▸ Exercise material:
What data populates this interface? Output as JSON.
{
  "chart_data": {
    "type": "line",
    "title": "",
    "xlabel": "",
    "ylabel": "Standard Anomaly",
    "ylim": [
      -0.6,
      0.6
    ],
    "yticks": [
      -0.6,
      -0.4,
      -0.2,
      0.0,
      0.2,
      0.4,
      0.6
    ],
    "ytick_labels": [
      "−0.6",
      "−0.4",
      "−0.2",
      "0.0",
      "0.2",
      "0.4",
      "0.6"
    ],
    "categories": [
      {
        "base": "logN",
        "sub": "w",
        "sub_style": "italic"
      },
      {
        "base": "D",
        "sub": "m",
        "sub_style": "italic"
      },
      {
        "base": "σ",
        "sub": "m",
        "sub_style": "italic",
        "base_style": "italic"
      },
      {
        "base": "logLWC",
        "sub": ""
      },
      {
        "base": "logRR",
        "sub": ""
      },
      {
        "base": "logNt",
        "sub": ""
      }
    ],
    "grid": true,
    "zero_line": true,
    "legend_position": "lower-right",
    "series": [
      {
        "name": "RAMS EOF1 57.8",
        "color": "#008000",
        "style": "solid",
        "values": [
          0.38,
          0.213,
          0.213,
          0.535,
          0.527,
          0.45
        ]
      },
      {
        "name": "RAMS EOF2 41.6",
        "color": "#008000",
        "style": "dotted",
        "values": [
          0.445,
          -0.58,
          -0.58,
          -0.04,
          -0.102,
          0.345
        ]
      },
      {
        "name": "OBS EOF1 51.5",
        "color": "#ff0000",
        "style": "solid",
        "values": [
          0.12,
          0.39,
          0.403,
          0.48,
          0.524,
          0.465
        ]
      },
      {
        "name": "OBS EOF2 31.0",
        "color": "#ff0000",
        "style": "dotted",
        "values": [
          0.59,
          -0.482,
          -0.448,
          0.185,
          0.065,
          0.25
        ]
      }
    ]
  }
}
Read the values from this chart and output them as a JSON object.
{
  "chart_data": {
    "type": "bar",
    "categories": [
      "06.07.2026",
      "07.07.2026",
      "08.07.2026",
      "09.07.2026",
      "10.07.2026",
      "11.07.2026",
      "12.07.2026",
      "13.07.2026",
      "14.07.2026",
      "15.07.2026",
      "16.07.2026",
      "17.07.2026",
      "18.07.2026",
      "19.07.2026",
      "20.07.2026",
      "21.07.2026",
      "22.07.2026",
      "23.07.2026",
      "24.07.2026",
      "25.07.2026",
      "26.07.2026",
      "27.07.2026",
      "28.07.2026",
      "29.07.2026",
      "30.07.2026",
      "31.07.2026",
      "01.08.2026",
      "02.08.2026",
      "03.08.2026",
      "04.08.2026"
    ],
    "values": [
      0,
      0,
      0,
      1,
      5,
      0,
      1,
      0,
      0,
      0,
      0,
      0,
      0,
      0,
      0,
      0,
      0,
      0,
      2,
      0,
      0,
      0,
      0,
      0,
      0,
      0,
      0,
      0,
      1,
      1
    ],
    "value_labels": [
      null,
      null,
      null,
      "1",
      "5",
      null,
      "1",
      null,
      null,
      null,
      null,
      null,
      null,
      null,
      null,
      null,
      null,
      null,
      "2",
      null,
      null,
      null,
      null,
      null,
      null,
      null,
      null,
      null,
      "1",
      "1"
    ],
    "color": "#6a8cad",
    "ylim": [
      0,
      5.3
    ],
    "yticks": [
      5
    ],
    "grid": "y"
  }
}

▸ Stated task:
Your task is to repeat every entry exactly.

▸ Solution for this exercise:
What data populates this interface? Output as JSON.
{
  "chart_data": {
    "type": "line",
    "title": "",
    "xlabel": "",
    "ylabel": "Standard Anomaly",
    "ylim": [
      -0.6,
      0.6
    ],
    "yticks": [
      -0.6,
      -0.4,
      -0.2,
      0.0,
      0.2,
      0.4,
      0.6
    ],
    "ytick_labels": [
      "−0.6",
      "−0.4",
      "−0.2",
      "0.0",
      "0.2",
      "0.4",
      "0.6"
    ],
    "categories": [
      {
        "base": "logN",
        "sub": "w",
        "sub_style": "italic"
      },
      {
        "base": "D",
        "sub": "m",
        "sub_style": "italic"
      },
      {
        "base": "σ",
        "sub": "m",
        "sub_style": "italic",
        "base_style": "italic"
      },
      {
        "base": "logLWC",
        "sub": ""
      },
      {
        "base": "logRR",
        "sub": ""
      },
      {
        "base": "logNt",
        "sub": ""
      }
    ],
    "grid": true,
    "zero_line": true,
    "legend_position": "lower-right",
    "series": [
      {
        "name": "RAMS EOF1 57.8",
        "color": "#008000",
        "style": "solid",
        "values": [
          0.38,
          0.213,
          0.213,
          0.535,
          0.527,
          0.45
        ]
      },
      {
        "name": "RAMS EOF2 41.6",
        "color": "#008000",
        "style": "dotted",
        "values": [
          0.445,
          -0.58,
          -0.58,
          -0.04,
          -0.102,
          0.345
        ]
      },
      {
        "name": "OBS EOF1 51.5",
        "color": "#ff0000",
        "style": "solid",
        "values": [
          0.12,
          0.39,
          0.403,
          0.48,
          0.524,
          0.465
        ]
      },
      {
        "name": "OBS EOF2 31.0",
        "color": "#ff0000",
        "style": "dotted",
        "values": [
          0.59,
          -0.482,
          -0.448,
          0.185,
          0.065,
          0.25
        ]
      }
    ]
  }
}
Read the values from this chart and output them as a JSON object.
{
  "chart_data": {
    "type": "bar",
    "categories": [
      "06.07.2026",
      "07.07.2026",
      "08.07.2026",
      "09.07.2026",
      "10.07.2026",
      "11.07.2026",
      "12.07.2026",
      "13.07.2026",
      "14.07.2026",
      "15.07.2026",
      "16.07.2026",
      "17.07.2026",
      "18.07.2026",
      "19.07.2026",
      "20.07.2026",
      "21.07.2026",
      "22.07.2026",
      "23.07.2026",
      "24.07.2026",
      "25.07.2026",
      "26.07.2026",
      "27.07.2026",
      "28.07.2026",
      "29.07.2026",
      "30.07.2026",
      "31.07.2026",
      "01.08.2026",
      "02.08.2026",
      "03.08.2026",
      "04.08.2026"
    ],
    "values": [
      0,
      0,
      0,
      1,
      5,
      0,
      1,
      0,
      0,
      0,
      0,
      0,
      0,
      0,
      0,
      0,
      0,
      0,
      2,
      0,
      0,
      0,
      0,
      0,
      0,
      0,
      0,
      0,
      1,
      1
    ],
    "value_labels": [
      null,
      null,
      null,
      "1",
      "5",
      null,
      "1",
      null,
      null,
      null,
      null,
      null,
      null,
      null,
      null,
      null,
      null,
      null,
      "2",
      null,
      null,
      null,
      null,
      null,
      null,
      null,
      null,
      null,
      "1",
      "1"
    ],
    "color": "#6a8cad",
    "ylim": [
      0,
      5.3
    ],
    "yticks": [
      5
    ],
    "grid": "y"
  }
}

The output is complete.